What to do >> Copy every one of the rows below word for word, without changing anything.

>> start Data for the task

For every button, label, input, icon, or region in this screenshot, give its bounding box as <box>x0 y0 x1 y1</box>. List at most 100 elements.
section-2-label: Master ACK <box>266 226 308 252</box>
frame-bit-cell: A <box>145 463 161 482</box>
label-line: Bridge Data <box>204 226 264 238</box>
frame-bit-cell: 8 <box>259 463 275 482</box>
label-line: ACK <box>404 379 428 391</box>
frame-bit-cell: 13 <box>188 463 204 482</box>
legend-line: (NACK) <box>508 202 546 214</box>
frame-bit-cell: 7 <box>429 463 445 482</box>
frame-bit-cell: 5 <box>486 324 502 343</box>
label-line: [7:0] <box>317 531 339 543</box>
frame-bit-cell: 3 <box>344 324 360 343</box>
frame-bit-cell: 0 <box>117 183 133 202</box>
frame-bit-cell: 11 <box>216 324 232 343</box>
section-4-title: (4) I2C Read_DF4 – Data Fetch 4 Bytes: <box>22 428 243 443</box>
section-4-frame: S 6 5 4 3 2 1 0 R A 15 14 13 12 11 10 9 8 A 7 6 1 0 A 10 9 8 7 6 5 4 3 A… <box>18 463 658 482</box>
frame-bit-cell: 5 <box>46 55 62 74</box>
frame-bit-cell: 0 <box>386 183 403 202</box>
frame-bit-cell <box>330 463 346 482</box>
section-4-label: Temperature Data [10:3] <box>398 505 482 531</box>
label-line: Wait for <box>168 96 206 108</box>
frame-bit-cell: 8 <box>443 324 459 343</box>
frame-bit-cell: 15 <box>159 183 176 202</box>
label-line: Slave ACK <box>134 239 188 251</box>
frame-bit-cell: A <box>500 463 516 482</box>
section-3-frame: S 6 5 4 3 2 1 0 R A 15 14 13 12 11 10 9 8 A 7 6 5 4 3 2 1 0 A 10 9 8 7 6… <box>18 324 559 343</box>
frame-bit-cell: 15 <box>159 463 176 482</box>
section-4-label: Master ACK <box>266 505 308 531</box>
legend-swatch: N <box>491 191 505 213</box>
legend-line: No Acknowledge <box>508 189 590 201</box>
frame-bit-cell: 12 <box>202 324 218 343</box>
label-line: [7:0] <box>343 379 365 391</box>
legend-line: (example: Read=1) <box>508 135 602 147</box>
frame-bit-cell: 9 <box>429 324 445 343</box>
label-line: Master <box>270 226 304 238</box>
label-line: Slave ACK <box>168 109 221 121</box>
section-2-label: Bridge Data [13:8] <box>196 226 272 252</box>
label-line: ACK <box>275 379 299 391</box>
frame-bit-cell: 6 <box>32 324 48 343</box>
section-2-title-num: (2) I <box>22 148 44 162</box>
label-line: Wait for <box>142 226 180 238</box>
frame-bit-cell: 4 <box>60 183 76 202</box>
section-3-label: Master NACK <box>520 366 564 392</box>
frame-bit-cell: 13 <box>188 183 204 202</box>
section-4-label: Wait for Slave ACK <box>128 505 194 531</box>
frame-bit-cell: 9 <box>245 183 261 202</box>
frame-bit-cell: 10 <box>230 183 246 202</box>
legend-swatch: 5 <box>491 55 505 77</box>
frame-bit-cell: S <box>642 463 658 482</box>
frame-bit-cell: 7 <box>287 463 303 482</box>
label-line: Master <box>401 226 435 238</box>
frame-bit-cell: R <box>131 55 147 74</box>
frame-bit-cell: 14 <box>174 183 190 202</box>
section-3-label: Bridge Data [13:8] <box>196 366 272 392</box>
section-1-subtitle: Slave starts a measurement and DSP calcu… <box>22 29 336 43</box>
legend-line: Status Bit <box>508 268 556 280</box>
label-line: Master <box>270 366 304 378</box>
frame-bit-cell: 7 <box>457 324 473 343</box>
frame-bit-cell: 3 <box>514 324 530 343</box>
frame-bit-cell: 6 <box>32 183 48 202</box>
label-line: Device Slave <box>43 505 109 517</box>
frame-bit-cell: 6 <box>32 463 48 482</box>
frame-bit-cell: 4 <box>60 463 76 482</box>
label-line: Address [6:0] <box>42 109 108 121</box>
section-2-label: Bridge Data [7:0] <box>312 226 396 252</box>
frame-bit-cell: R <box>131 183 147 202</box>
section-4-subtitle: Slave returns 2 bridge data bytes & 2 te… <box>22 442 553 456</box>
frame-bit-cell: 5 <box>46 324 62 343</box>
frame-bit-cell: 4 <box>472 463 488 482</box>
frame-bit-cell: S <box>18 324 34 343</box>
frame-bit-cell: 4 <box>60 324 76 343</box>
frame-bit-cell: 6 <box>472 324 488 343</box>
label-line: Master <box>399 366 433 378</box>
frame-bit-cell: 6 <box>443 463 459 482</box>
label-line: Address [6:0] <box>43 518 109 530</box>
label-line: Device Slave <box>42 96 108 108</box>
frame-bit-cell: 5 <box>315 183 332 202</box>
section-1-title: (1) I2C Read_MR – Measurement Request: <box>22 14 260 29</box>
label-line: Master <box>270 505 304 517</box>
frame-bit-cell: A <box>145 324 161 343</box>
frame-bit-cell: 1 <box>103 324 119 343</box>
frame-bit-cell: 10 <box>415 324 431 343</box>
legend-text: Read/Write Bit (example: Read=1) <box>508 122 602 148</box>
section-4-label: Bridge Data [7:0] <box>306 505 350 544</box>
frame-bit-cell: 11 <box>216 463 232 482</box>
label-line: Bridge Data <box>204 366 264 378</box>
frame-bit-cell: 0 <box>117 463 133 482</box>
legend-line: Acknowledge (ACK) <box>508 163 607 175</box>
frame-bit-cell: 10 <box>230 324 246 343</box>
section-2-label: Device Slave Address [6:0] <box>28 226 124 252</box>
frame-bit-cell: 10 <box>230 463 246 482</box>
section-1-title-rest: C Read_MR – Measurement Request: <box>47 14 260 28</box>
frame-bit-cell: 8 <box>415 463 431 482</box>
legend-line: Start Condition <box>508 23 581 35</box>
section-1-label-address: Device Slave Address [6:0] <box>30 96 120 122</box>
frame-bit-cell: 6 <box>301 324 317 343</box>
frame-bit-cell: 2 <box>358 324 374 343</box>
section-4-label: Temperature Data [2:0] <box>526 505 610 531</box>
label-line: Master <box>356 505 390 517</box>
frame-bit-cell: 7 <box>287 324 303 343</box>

>> end Data for the task

Written answer >>
For every button, label, input, icon, or region in this screenshot, give its bounding box as <box>x0 y0 x1 y1</box>. List at most 100 elements.
section-2-label: Master ACK <box>266 226 308 252</box>
frame-bit-cell: A <box>145 463 161 482</box>
label-line: Bridge Data <box>204 226 264 238</box>
frame-bit-cell: 8 <box>259 463 275 482</box>
label-line: ACK <box>404 379 428 391</box>
frame-bit-cell: 13 <box>188 463 204 482</box>
legend-line: (NACK) <box>508 202 546 214</box>
frame-bit-cell: 7 <box>429 463 445 482</box>
frame-bit-cell: 5 <box>486 324 502 343</box>
label-line: [7:0] <box>317 531 339 543</box>
frame-bit-cell: 3 <box>344 324 360 343</box>
frame-bit-cell: 0 <box>117 183 133 202</box>
frame-bit-cell: 11 <box>216 324 232 343</box>
section-4-title: (4) I2C Read_DF4 – Data Fetch 4 Bytes: <box>22 428 243 443</box>
section-4-frame: S 6 5 4 3 2 1 0 R A 15 14 13 12 11 10 9 8 A 7 6 1 0 A 10 9 8 7 6 5 4 3 A… <box>18 463 658 482</box>
frame-bit-cell: 5 <box>46 55 62 74</box>
frame-bit-cell: 0 <box>386 183 403 202</box>
frame-bit-cell <box>330 463 346 482</box>
section-4-label: Temperature Data [10:3] <box>398 505 482 531</box>
label-line: Wait for <box>168 96 206 108</box>
frame-bit-cell: 8 <box>443 324 459 343</box>
frame-bit-cell: 15 <box>159 183 176 202</box>
label-line: Slave ACK <box>134 239 188 251</box>
frame-bit-cell: A <box>500 463 516 482</box>
section-3-frame: S 6 5 4 3 2 1 0 R A 15 14 13 12 11 10 9 8 A 7 6 5 4 3 2 1 0 A 10 9 8 7 6… <box>18 324 559 343</box>
frame-bit-cell: 15 <box>159 463 176 482</box>
section-4-label: Master ACK <box>266 505 308 531</box>
legend-swatch: N <box>491 191 505 213</box>
legend-line: No Acknowledge <box>508 189 590 201</box>
frame-bit-cell: 12 <box>202 324 218 343</box>
label-line: [7:0] <box>343 379 365 391</box>
legend-line: (example: Read=1) <box>508 135 602 147</box>
frame-bit-cell: 9 <box>429 324 445 343</box>
label-line: Master <box>270 226 304 238</box>
label-line: Slave ACK <box>168 109 221 121</box>
section-2-label: Bridge Data [13:8] <box>196 226 272 252</box>
label-line: ACK <box>275 379 299 391</box>
frame-bit-cell: 6 <box>32 324 48 343</box>
section-2-title-num: (2) I <box>22 148 44 162</box>
label-line: Wait for <box>142 226 180 238</box>
frame-bit-cell: 4 <box>60 183 76 202</box>
section-3-label: Master NACK <box>520 366 564 392</box>
frame-bit-cell: 13 <box>188 183 204 202</box>
section-4-label: Wait for Slave ACK <box>128 505 194 531</box>
frame-bit-cell: 9 <box>245 183 261 202</box>
frame-bit-cell: 10 <box>230 183 246 202</box>
legend-swatch: 5 <box>491 55 505 77</box>
frame-bit-cell: S <box>642 463 658 482</box>
frame-bit-cell: 7 <box>287 463 303 482</box>
label-line: Master <box>401 226 435 238</box>
frame-bit-cell: R <box>131 55 147 74</box>
frame-bit-cell: 14 <box>174 183 190 202</box>
section-3-label: Bridge Data [13:8] <box>196 366 272 392</box>
section-1-subtitle: Slave starts a measurement and DSP calcu… <box>22 29 336 43</box>
legend-line: Status Bit <box>508 268 556 280</box>
label-line: Master <box>270 366 304 378</box>
frame-bit-cell: 7 <box>457 324 473 343</box>
frame-bit-cell: 3 <box>514 324 530 343</box>
frame-bit-cell: 6 <box>32 183 48 202</box>
label-line: Device Slave <box>43 505 109 517</box>
frame-bit-cell: 6 <box>32 463 48 482</box>
frame-bit-cell: 4 <box>60 463 76 482</box>
label-line: Address [6:0] <box>42 109 108 121</box>
section-2-label: Bridge Data [7:0] <box>312 226 396 252</box>
frame-bit-cell: R <box>131 183 147 202</box>
section-4-subtitle: Slave returns 2 bridge data bytes & 2 te… <box>22 442 553 456</box>
frame-bit-cell: 5 <box>46 324 62 343</box>
frame-bit-cell: 4 <box>472 463 488 482</box>
frame-bit-cell: S <box>18 324 34 343</box>
frame-bit-cell: 4 <box>60 324 76 343</box>
frame-bit-cell: 6 <box>472 324 488 343</box>
label-line: Master <box>399 366 433 378</box>
frame-bit-cell: 6 <box>443 463 459 482</box>
label-line: Address [6:0] <box>43 518 109 530</box>
label-line: Device Slave <box>42 96 108 108</box>
frame-bit-cell: 5 <box>315 183 332 202</box>
section-1-title: (1) I2C Read_MR – Measurement Request: <box>22 14 260 29</box>
label-line: Master <box>270 505 304 517</box>
frame-bit-cell: A <box>145 324 161 343</box>
frame-bit-cell: 1 <box>103 324 119 343</box>
frame-bit-cell: 10 <box>415 324 431 343</box>
legend-text: Read/Write Bit (example: Read=1) <box>508 122 602 148</box>
section-4-label: Bridge Data [7:0] <box>306 505 350 544</box>
frame-bit-cell: 11 <box>216 463 232 482</box>
label-line: Bridge Data <box>204 366 264 378</box>
frame-bit-cell: 0 <box>117 463 133 482</box>
legend-line: Acknowledge (ACK) <box>508 163 607 175</box>
frame-bit-cell: 10 <box>230 324 246 343</box>
section-2-label: Device Slave Address [6:0] <box>28 226 124 252</box>
frame-bit-cell: 10 <box>230 463 246 482</box>
section-1-title-rest: C Read_MR – Measurement Request: <box>47 14 260 28</box>
frame-bit-cell: 8 <box>415 463 431 482</box>
legend-line: Start Condition <box>508 23 581 35</box>
section-1-label-address: Device Slave Address [6:0] <box>30 96 120 122</box>
frame-bit-cell: 6 <box>301 324 317 343</box>
frame-bit-cell: 2 <box>358 324 374 343</box>
section-4-label: Temperature Data [2:0] <box>526 505 610 531</box>
label-line: Master <box>356 505 390 517</box>
frame-bit-cell: 7 <box>287 324 303 343</box>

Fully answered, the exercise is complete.